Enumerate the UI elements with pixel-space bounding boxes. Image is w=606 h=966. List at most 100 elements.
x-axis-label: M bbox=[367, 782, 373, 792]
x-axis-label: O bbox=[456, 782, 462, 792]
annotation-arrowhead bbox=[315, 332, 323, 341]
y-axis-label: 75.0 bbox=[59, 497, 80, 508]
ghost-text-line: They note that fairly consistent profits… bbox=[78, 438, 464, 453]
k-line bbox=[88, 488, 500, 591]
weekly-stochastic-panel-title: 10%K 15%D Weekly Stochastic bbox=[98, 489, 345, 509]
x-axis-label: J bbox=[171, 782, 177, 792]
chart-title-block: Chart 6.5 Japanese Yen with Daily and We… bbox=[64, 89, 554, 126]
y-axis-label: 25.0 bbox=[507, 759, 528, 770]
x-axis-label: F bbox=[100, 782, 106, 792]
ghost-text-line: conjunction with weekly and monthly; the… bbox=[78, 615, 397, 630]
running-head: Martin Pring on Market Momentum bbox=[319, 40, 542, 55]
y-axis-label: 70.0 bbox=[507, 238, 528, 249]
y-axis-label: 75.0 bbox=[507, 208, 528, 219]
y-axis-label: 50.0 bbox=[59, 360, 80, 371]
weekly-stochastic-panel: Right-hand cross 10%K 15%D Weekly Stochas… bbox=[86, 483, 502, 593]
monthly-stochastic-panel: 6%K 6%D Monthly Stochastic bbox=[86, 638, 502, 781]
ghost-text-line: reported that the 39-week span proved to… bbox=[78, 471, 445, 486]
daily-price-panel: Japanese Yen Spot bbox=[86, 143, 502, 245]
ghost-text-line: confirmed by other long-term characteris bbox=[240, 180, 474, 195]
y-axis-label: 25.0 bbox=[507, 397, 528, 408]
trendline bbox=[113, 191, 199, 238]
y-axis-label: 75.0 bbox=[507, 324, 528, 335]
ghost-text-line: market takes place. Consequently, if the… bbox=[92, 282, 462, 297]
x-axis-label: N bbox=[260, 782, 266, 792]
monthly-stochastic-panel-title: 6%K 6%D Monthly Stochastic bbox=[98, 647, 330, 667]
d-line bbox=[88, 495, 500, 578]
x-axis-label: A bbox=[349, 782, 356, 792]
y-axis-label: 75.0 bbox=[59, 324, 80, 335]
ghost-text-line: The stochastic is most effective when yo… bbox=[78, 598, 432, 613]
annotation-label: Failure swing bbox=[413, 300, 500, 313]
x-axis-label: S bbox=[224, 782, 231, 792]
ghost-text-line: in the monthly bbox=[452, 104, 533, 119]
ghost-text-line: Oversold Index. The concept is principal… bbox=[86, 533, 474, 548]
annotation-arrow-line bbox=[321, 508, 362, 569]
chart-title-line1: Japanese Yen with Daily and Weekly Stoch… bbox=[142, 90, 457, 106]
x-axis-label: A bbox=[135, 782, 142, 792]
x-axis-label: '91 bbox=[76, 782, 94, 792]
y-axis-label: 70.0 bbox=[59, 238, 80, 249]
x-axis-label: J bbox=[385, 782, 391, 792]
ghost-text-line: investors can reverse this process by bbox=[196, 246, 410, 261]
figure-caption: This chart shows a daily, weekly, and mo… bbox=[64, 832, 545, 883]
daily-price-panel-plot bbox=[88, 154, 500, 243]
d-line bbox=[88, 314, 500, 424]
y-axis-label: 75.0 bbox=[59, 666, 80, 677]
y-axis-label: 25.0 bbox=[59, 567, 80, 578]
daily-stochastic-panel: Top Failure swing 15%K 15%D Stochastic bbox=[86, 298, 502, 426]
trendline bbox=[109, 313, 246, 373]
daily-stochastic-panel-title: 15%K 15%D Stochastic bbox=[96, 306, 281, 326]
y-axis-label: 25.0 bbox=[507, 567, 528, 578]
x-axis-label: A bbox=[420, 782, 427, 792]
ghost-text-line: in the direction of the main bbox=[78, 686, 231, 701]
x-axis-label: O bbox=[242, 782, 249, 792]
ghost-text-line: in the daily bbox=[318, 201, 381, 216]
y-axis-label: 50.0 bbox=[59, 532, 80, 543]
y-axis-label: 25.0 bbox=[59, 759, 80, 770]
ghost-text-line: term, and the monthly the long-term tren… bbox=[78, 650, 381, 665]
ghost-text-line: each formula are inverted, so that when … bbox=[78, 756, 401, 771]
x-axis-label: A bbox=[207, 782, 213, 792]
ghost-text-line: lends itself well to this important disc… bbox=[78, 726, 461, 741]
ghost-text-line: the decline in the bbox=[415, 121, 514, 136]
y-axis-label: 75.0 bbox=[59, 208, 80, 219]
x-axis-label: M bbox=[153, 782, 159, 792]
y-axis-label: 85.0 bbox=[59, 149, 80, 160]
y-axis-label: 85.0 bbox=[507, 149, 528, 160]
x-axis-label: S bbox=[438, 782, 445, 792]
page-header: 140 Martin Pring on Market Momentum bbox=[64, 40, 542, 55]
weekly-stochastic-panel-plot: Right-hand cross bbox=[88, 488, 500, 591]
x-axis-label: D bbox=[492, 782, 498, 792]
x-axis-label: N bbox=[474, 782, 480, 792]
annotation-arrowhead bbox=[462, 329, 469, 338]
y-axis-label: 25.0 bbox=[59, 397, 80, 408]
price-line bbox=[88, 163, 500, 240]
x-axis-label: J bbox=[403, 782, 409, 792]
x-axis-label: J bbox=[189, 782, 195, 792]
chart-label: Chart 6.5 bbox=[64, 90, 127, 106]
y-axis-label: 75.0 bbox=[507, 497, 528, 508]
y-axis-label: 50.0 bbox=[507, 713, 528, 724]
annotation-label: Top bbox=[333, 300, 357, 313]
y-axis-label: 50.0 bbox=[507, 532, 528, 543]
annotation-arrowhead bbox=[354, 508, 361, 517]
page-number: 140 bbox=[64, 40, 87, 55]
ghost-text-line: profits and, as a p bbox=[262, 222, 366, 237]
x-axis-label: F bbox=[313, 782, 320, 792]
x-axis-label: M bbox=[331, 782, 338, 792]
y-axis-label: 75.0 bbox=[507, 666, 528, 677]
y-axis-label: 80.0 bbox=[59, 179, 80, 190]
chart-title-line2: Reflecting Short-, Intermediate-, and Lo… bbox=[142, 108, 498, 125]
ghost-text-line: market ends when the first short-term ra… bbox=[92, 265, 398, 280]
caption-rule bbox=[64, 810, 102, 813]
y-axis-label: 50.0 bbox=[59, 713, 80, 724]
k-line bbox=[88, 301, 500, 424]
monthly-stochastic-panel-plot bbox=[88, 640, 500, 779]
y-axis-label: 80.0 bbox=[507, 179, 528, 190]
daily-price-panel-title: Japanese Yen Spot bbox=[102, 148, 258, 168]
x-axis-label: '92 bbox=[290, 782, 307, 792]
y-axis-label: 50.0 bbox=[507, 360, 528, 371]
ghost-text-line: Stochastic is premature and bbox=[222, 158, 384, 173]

## [Task instructions]
Rewrite all of the records above with every occurrence of "Japanese Yen" swapped for "Swiss Franc", keeping everything else unchanged.

## [Answer for the task]
Enumerate the UI elements with pixel-space bounding boxes. Image is w=606 h=966. List at most 100 elements.
x-axis-label: M bbox=[367, 782, 373, 792]
x-axis-label: O bbox=[456, 782, 462, 792]
annotation-arrowhead bbox=[315, 332, 323, 341]
y-axis-label: 75.0 bbox=[59, 497, 80, 508]
ghost-text-line: They note that fairly consistent profits… bbox=[78, 438, 464, 453]
k-line bbox=[88, 488, 500, 591]
weekly-stochastic-panel-title: 10%K 15%D Weekly Stochastic bbox=[98, 489, 345, 509]
x-axis-label: J bbox=[171, 782, 177, 792]
chart-title-block: Chart 6.5 Swiss Franc with Daily and We… bbox=[64, 89, 554, 126]
y-axis-label: 25.0 bbox=[507, 759, 528, 770]
x-axis-label: F bbox=[100, 782, 106, 792]
ghost-text-line: conjunction with weekly and monthly; the… bbox=[78, 615, 397, 630]
running-head: Martin Pring on Market Momentum bbox=[319, 40, 542, 55]
y-axis-label: 70.0 bbox=[507, 238, 528, 249]
y-axis-label: 75.0 bbox=[507, 208, 528, 219]
y-axis-label: 50.0 bbox=[59, 360, 80, 371]
weekly-stochastic-panel: Right-hand cross 10%K 15%D Weekly Stochas… bbox=[86, 483, 502, 593]
monthly-stochastic-panel: 6%K 6%D Monthly Stochastic bbox=[86, 638, 502, 781]
ghost-text-line: reported that the 39-week span proved to… bbox=[78, 471, 445, 486]
daily-price-panel: Swiss Franc Spot bbox=[86, 143, 502, 245]
ghost-text-line: confirmed by other long-term characteris bbox=[240, 180, 474, 195]
y-axis-label: 25.0 bbox=[507, 397, 528, 408]
trendline bbox=[113, 191, 199, 238]
y-axis-label: 75.0 bbox=[507, 324, 528, 335]
ghost-text-line: market takes place. Consequently, if the… bbox=[92, 282, 462, 297]
x-axis-label: N bbox=[260, 782, 266, 792]
monthly-stochastic-panel-title: 6%K 6%D Monthly Stochastic bbox=[98, 647, 330, 667]
d-line bbox=[88, 495, 500, 578]
x-axis-label: A bbox=[349, 782, 356, 792]
y-axis-label: 75.0 bbox=[59, 324, 80, 335]
ghost-text-line: The stochastic is most effective when yo… bbox=[78, 598, 432, 613]
annotation-label: Failure swing bbox=[413, 300, 500, 313]
x-axis-label: S bbox=[224, 782, 231, 792]
ghost-text-line: in the monthly bbox=[452, 104, 533, 119]
ghost-text-line: Oversold Index. The concept is principal… bbox=[86, 533, 474, 548]
annotation-arrow-line bbox=[321, 508, 362, 569]
chart-title-line1: Swiss Franc with Daily and Weekly Stoch… bbox=[142, 90, 457, 106]
x-axis-label: A bbox=[135, 782, 142, 792]
x-axis-label: '91 bbox=[76, 782, 94, 792]
y-axis-label: 70.0 bbox=[59, 238, 80, 249]
x-axis-label: J bbox=[385, 782, 391, 792]
ghost-text-line: investors can reverse this process by bbox=[196, 246, 410, 261]
figure-caption: This chart shows a daily, weekly, and mo… bbox=[64, 832, 545, 883]
daily-price-panel-plot bbox=[88, 154, 500, 243]
d-line bbox=[88, 314, 500, 424]
y-axis-label: 75.0 bbox=[59, 666, 80, 677]
y-axis-label: 25.0 bbox=[59, 567, 80, 578]
daily-stochastic-panel: Top Failure swing 15%K 15%D Stochastic bbox=[86, 298, 502, 426]
trendline bbox=[109, 313, 246, 373]
daily-stochastic-panel-title: 15%K 15%D Stochastic bbox=[96, 306, 281, 326]
y-axis-label: 25.0 bbox=[507, 567, 528, 578]
x-axis-label: A bbox=[420, 782, 427, 792]
ghost-text-line: in the direction of the main bbox=[78, 686, 231, 701]
x-axis-label: O bbox=[242, 782, 249, 792]
ghost-text-line: in the daily bbox=[318, 201, 381, 216]
y-axis-label: 50.0 bbox=[59, 532, 80, 543]
y-axis-label: 25.0 bbox=[59, 759, 80, 770]
ghost-text-line: term, and the monthly the long-term tren… bbox=[78, 650, 381, 665]
ghost-text-line: each formula are inverted, so that when … bbox=[78, 756, 401, 771]
x-axis-label: A bbox=[207, 782, 213, 792]
ghost-text-line: lends itself well to this important disc… bbox=[78, 726, 461, 741]
ghost-text-line: the decline in the bbox=[415, 121, 514, 136]
y-axis-label: 75.0 bbox=[59, 208, 80, 219]
x-axis-label: M bbox=[153, 782, 159, 792]
y-axis-label: 85.0 bbox=[59, 149, 80, 160]
y-axis-label: 85.0 bbox=[507, 149, 528, 160]
x-axis-label: S bbox=[438, 782, 445, 792]
page-header: 140 Martin Pring on Market Momentum bbox=[64, 40, 542, 55]
weekly-stochastic-panel-plot: Right-hand cross bbox=[88, 488, 500, 591]
x-axis-label: D bbox=[492, 782, 498, 792]
x-axis-label: N bbox=[474, 782, 480, 792]
annotation-arrowhead bbox=[462, 329, 469, 338]
y-axis-label: 25.0 bbox=[59, 397, 80, 408]
price-line bbox=[88, 163, 500, 240]
x-axis-label: J bbox=[403, 782, 409, 792]
x-axis-label: J bbox=[189, 782, 195, 792]
chart-label: Chart 6.5 bbox=[64, 90, 127, 106]
y-axis-label: 75.0 bbox=[507, 497, 528, 508]
y-axis-label: 50.0 bbox=[507, 713, 528, 724]
annotation-label: Top bbox=[333, 300, 357, 313]
y-axis-label: 50.0 bbox=[507, 532, 528, 543]
annotation-arrowhead bbox=[354, 508, 361, 517]
page-number: 140 bbox=[64, 40, 87, 55]
ghost-text-line: profits and, as a p bbox=[262, 222, 366, 237]
x-axis-label: F bbox=[313, 782, 320, 792]
x-axis-label: M bbox=[331, 782, 338, 792]
y-axis-label: 75.0 bbox=[507, 666, 528, 677]
y-axis-label: 80.0 bbox=[59, 179, 80, 190]
chart-title-line2: Reflecting Short-, Intermediate-, and Lo… bbox=[142, 108, 498, 125]
ghost-text-line: market ends when the first short-term ra… bbox=[92, 265, 398, 280]
caption-rule bbox=[64, 810, 102, 813]
y-axis-label: 50.0 bbox=[59, 713, 80, 724]
k-line bbox=[88, 301, 500, 424]
monthly-stochastic-panel-plot bbox=[88, 640, 500, 779]
y-axis-label: 80.0 bbox=[507, 179, 528, 190]
daily-price-panel-title: Swiss Franc Spot bbox=[102, 148, 258, 168]
x-axis-label: '92 bbox=[290, 782, 307, 792]
y-axis-label: 50.0 bbox=[507, 360, 528, 371]
ghost-text-line: Stochastic is premature and bbox=[222, 158, 384, 173]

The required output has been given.